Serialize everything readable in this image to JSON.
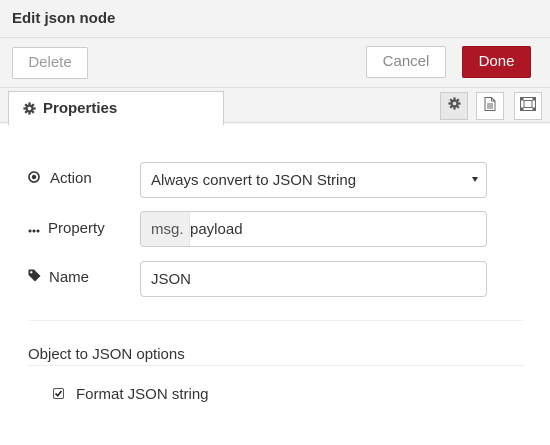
{
  "window": {
    "title": "Edit json node"
  },
  "toolbar": {
    "delete_label": "Delete",
    "cancel_label": "Cancel",
    "done_label": "Done",
    "done_color": "#ad1625"
  },
  "tabs": {
    "properties_label": "Properties"
  },
  "tab_buttons": [
    {
      "icon": "gear-icon",
      "active": true
    },
    {
      "icon": "document-icon",
      "active": false
    },
    {
      "icon": "frame-icon",
      "active": false
    }
  ],
  "form": {
    "action": {
      "label": "Action",
      "value": "Always convert to JSON String"
    },
    "property": {
      "label": "Property",
      "prefix": "msg.",
      "value": "payload"
    },
    "name": {
      "label": "Name",
      "value": "JSON"
    }
  },
  "options": {
    "section_title": "Object to JSON options",
    "format_label": "Format JSON string",
    "format_checked": true
  }
}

══════════

● Work to do
An exact transcription of all the entries is required, without the pictures.

● Reply
Serialize everything readable in this image to JSON.
{
  "window": {
    "title": "Edit json node"
  },
  "toolbar": {
    "delete_label": "Delete",
    "cancel_label": "Cancel",
    "done_label": "Done",
    "done_color": "#ad1625"
  },
  "tabs": {
    "properties_label": "Properties"
  },
  "tab_buttons": [
    {
      "icon": "gear-icon",
      "active": true
    },
    {
      "icon": "document-icon",
      "active": false
    },
    {
      "icon": "frame-icon",
      "active": false
    }
  ],
  "form": {
    "action": {
      "label": "Action",
      "value": "Always convert to JSON String"
    },
    "property": {
      "label": "Property",
      "prefix": "msg.",
      "value": "payload"
    },
    "name": {
      "label": "Name",
      "value": "JSON"
    }
  },
  "options": {
    "section_title": "Object to JSON options",
    "format_label": "Format JSON string",
    "format_checked": true
  }
}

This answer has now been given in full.